(Stored entries)
%%

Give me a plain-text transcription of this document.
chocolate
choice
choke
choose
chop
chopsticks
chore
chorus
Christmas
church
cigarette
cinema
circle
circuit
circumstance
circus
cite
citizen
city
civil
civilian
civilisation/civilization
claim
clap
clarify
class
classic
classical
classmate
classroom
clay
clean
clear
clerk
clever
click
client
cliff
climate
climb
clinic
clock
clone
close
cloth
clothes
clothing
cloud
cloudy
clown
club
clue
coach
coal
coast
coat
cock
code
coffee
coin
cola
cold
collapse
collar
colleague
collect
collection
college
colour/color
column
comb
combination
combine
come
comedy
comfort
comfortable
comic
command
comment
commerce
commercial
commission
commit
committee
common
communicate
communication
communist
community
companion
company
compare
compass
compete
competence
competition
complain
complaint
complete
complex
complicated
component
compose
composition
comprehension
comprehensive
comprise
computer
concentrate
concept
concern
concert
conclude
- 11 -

%%

**What is asked:** Reproduce the data shown above exactly.

**Full answer:**
Give me a plain-text transcription of this document.
chocolate
choice
choke
choose
chop
chopsticks
chore
chorus
Christmas
church
cigarette
cinema
circle
circuit
circumstance
circus
cite
citizen
city
civil
civilian
civilisation/civilization
claim
clap
clarify
class
classic
classical
classmate
classroom
clay
clean
clear
clerk
clever
click
client
cliff
climate
climb
clinic
clock
clone
close
cloth
clothes
clothing
cloud
cloudy
clown
club
clue
coach
coal
coast
coat
cock
code
coffee
coin
cola
cold
collapse
collar
colleague
collect
collection
college
colour/color
column
comb
combination
combine
come
comedy
comfort
comfortable
comic
command
comment
commerce
commercial
commission
commit
committee
common
communicate
communication
communist
community
companion
company
compare
compass
compete
competence
competition
complain
complaint
complete
complex
complicated
component
compose
composition
comprehension
comprehensive
comprise
computer
concentrate
concept
concern
concert
conclude
- 11 -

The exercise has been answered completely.